* _Problems_:
A – List every organization that the article on renewable energy growth cites with the words "according to" as the source of its figures.
B – Write the next part of the article on renewable energy growth, picking up after its final sentence.

* _Document extract_:
Renewable energy growth outweighs the US EPA’s new constraint on CO2 reductions
On June 30, in the case of West Virginia vs. the Environmental Protection Agency (EPA). the US Supreme Court struck down the EPA’s Clean Power Plan, limiting the agency’s authority to cap CO2 emissions to address climate change. The decision will significantly inhibit the EPA’s ability to limit Greenhouse Gas emissions from the power sector and is likely to impede the United States’ goal of decarbonizing the electricity markets by 2035.
The decision was a blow to many US citizens concerned with climate change and advocates of clean energy. The mainstream media broadly covered this as a major set-back. However, there are many reasons to be hopeful, as demand, market forces, higher efficiencies and cost reductions in the renewable energy sector are driving unprecedented growth and deployment in the United States without EPA mandates, and the same trends are occurring worldwide.
In the United States, more than 6,619 MW of wind, solar and storage was installed in the first quarter of 2022 alone, according to the American Clean Power Association (ACP). This was the most capacity ever installed in a yearly first quarter. Solar and wind were nearly equal with 56 new utility-scale solar projects coming online in 2021, for a total of 2,997 MW. Ten new wind projects came online, totaling 2,865 MW. Finally, the industry installed 24 new battery storage projects with a total capacity of 758 MW/2,537 MWh.
The pipeline of projects in advanced stages of development continues to hover at sky-high levels with 23,346 MW of wind (including 17,458 MW offshore), 48,492 MW of solar (of that over 21,497 MW is under construction), and 14,701 MW of energy storage.
Renewables supplied a record 24.5% of electricity in the United States through to April, versus 21.6% a year earlier, with the sector on track to exceed forecast performance for 2022, according to the latest figures out of the Energy Information Administration (EIA). The agency forecasts that renewables will produce 22% of the nation’s power in 2022, up one percentage point from a year earlier. It estimates wind will provide 9% and solar 4%.
Globally, the news is equally encouraging. Almost two-thirds or 163 GW of newly installed renewable power globally in 2021 had lower costs than the world’s cheapest coal-fired option in the G20, according to a report released July 2022 by the International Renewable Energy Agency (IRENA).
The global weighted average levelized cost of electricity (LCOE) of new onshore wind projects added in 2021 fell by 15%, year‑on‑year, to USD 0.033/kWh, while that of new utility-scale solar PV fell by 13% year-on-year to USD 0.048/kWh and that of offshore wind declined 13% to USD 0.075/kWh, according to IRENA’s study.
Notably, those falling prices were despite rising materials and equipment costs. Those rising prices are not stopping developers around the world from bidding into power and renewables auctions at unprecedented prices. Witness in offshore wind, where much of RCG’s advisory work is intensely focused and covered in the recently released Global Offshore Wind Annual Market Report (see GRIP).

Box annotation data

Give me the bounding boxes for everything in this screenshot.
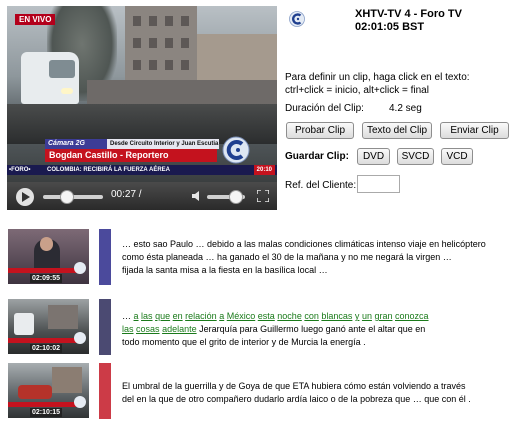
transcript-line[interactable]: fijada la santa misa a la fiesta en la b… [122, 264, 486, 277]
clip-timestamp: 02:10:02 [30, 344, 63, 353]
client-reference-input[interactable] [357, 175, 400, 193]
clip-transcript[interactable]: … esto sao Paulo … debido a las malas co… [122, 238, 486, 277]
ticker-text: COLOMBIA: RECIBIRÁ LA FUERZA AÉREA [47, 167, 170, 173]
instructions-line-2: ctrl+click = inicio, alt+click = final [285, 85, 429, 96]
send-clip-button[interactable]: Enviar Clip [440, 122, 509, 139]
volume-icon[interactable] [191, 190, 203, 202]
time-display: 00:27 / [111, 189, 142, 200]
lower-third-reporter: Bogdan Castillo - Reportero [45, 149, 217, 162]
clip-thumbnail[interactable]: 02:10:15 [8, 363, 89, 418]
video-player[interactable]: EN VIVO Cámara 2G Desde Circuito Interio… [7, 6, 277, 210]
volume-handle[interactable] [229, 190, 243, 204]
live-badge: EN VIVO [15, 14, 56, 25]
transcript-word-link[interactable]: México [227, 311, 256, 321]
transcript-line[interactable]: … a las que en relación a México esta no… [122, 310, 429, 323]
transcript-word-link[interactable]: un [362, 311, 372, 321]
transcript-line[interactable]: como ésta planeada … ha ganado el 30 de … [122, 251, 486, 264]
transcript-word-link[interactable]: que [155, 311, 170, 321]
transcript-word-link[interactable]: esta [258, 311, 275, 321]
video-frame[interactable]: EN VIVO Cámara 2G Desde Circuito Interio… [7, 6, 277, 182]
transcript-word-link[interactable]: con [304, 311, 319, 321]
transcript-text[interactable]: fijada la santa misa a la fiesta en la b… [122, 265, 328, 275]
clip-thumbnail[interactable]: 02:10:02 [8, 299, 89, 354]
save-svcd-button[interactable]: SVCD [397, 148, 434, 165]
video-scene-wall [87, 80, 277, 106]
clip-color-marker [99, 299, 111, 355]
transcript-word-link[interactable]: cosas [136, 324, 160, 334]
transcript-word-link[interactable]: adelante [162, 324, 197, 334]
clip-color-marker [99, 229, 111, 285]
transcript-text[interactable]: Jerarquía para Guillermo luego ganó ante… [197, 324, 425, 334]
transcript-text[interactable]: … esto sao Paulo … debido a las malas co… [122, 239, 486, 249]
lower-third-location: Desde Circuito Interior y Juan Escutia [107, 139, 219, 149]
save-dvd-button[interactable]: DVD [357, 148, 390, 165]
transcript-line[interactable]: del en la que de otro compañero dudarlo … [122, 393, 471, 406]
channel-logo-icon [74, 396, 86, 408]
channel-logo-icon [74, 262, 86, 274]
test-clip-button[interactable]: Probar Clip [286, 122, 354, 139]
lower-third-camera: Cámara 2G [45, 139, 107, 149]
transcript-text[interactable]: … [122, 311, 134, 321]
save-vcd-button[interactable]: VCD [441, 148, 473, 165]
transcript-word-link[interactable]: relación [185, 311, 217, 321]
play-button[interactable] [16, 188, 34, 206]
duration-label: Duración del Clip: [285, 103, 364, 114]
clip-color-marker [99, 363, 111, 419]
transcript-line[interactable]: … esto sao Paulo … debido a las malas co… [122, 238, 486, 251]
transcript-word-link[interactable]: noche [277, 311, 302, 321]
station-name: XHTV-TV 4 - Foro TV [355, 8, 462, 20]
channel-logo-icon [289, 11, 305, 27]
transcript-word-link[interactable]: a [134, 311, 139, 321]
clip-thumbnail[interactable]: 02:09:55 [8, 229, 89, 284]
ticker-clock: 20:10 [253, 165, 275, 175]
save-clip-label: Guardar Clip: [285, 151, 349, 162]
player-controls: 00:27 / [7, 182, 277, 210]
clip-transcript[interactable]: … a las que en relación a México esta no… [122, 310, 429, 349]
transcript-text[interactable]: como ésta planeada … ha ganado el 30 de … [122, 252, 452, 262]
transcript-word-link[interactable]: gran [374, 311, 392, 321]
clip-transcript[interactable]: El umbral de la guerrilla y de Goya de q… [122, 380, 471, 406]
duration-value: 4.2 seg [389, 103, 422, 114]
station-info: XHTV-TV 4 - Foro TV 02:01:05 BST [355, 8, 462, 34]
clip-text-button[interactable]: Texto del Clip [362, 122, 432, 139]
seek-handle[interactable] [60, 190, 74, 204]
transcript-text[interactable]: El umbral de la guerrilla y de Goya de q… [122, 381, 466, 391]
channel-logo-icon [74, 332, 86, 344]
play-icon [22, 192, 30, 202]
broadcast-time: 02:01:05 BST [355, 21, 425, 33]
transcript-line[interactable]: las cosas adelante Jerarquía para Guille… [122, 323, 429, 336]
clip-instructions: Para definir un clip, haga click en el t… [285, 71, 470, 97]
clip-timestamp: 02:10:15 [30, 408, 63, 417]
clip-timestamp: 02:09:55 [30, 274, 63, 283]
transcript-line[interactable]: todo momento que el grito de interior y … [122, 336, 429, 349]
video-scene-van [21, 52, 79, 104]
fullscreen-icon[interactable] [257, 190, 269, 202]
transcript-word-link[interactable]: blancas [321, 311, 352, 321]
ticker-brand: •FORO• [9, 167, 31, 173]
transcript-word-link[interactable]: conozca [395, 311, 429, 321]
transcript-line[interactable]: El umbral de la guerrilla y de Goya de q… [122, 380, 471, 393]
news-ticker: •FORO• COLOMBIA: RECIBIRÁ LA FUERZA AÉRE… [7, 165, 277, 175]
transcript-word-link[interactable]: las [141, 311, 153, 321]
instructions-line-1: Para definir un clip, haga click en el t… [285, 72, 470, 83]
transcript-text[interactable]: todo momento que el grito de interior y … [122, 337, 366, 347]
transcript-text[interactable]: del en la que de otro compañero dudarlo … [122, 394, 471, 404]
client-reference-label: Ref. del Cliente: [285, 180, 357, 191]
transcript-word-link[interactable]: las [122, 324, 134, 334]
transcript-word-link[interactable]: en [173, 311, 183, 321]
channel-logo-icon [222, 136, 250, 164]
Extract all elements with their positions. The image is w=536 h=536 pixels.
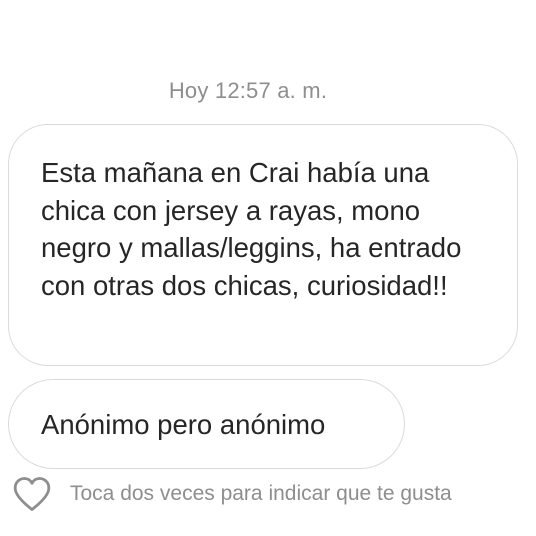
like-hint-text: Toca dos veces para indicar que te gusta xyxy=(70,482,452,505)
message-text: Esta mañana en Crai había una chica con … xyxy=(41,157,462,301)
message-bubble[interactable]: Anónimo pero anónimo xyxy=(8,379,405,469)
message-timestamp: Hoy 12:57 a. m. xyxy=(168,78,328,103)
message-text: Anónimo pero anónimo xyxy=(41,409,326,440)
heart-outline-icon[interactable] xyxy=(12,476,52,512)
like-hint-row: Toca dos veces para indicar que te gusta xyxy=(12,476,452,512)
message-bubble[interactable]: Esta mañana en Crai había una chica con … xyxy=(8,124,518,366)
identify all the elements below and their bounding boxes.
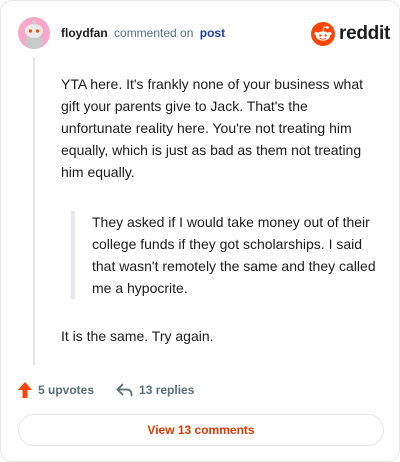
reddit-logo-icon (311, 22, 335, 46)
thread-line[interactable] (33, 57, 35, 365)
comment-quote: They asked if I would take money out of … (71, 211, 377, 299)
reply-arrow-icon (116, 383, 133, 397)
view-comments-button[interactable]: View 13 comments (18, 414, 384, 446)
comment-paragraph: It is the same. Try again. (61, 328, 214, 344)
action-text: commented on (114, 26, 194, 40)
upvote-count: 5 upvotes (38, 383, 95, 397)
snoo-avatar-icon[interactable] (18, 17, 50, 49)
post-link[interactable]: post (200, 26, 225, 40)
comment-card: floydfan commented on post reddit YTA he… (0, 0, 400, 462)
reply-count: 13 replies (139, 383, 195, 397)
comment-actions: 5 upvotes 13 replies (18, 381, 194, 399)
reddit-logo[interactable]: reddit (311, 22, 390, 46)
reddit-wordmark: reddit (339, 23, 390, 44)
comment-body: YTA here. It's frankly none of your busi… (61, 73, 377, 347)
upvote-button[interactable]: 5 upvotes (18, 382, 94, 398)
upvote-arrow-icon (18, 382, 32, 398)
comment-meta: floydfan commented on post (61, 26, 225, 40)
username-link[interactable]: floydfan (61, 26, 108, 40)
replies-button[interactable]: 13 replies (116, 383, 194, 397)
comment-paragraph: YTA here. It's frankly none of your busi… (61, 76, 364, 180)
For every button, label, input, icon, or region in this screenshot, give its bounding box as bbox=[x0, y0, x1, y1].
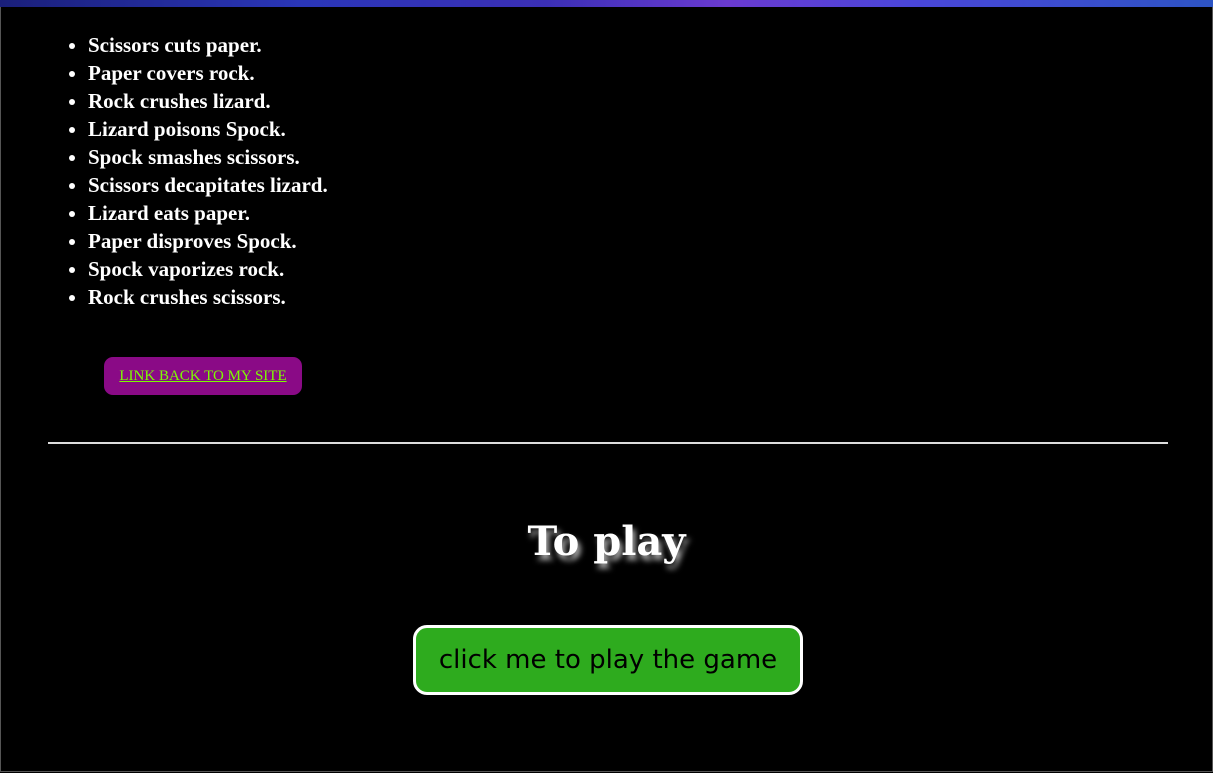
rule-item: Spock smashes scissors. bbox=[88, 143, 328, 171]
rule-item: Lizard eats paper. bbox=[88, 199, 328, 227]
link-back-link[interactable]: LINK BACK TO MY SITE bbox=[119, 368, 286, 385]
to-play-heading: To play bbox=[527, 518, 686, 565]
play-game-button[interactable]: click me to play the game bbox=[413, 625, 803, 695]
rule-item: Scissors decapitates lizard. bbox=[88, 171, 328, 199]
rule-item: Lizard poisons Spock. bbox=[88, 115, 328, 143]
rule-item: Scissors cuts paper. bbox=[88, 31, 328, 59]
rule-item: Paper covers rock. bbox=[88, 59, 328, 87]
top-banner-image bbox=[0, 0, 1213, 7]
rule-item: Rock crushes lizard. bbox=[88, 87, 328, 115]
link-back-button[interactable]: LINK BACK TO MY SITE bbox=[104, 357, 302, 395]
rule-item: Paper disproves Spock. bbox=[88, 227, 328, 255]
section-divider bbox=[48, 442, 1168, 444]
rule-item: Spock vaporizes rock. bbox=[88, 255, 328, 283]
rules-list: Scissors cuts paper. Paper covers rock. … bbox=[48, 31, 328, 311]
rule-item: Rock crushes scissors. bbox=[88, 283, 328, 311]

* _Expected results_:
A –
American Clean Power Association (ACP)
Energy Information Administration (EIA)
International Renewable Energy Agency (IRENA)

B –
In the United Kingdom, the recent CFD AR4 auctions in early July this year resulted in 7 GW of offshore wind capacity contracted for upcoming builds at electricity strike prices of GBP 37.35/MWh in 2012 prices, approximately GBP 47.06/MWh (USD 56.57/MWh) in today’s prices. That is cheaper than most onshore wind is contracting for in the UK, US, and elsewhere globally. RCG compiled the graphic below, which shows a steady march downward when contracts are awarded.
Exhibit: UK offshore wind auction price reductions (source: RCG)
The only price outlier in the UK’s AR4 auctions was TwinHub at GBP 87.30/MWh in 2012 prices, or GBP 110.01/MWh (USD 132.25/MWh) in today’s prices, which itself is a notable achievement since it is a floating offshore wind project. While it may be a small project, it shows commercial success and that the cost reduction journey is well on its way for a technology that many have doubted in recent years could achieve either.
Since 2020, total global capacity of floating projects has increased by over 116 GW. Despite no single project of more than 50 MW being fully commissioned to date, increasing confidence in the viability of the technology has encouraged developers to propose multi-GW sites across all regions.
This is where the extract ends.